→ DIRECTION
Locate and copy all lines bearing the word "процесса".

START STORED ROWS

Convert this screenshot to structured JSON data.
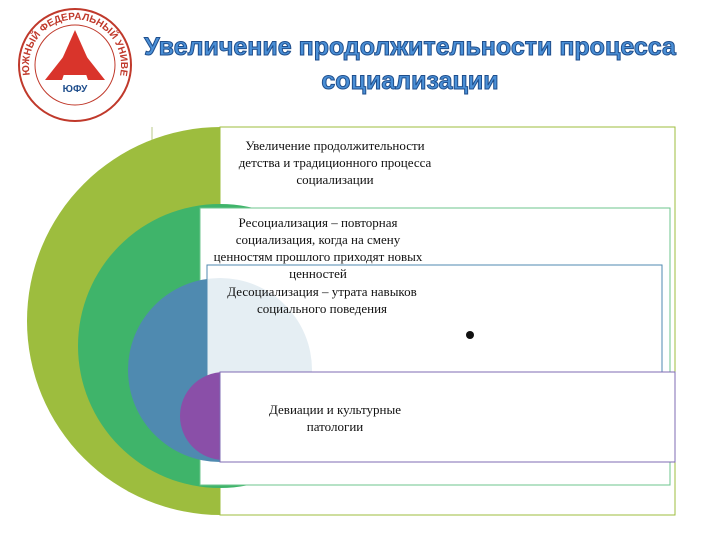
{
  "logo": {
    "ring_text": "ЮЖНЫЙ ФЕДЕРАЛЬНЫЙ УНИВЕРСИТЕТ",
    "abbr": "ЮФУ"
  },
  "title": "Увеличение продолжительности процесса социализации",
  "items": [
    "Увеличение продолжительности детства и традиционного процесса социализации",
    "Ресоциализация – повторная социализация, когда на смену ценностям прошлого приходят новых ценностей",
    "Десоциализация – утрата навыков социального поведения",
    "Девиации и культурные патологии"
  ]
}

END STORED ROWS

→ CORRECT RESULT
  "title": "Увеличение продолжительности процесса социализации",
    "Увеличение продолжительности детства и традиционного процесса социализации",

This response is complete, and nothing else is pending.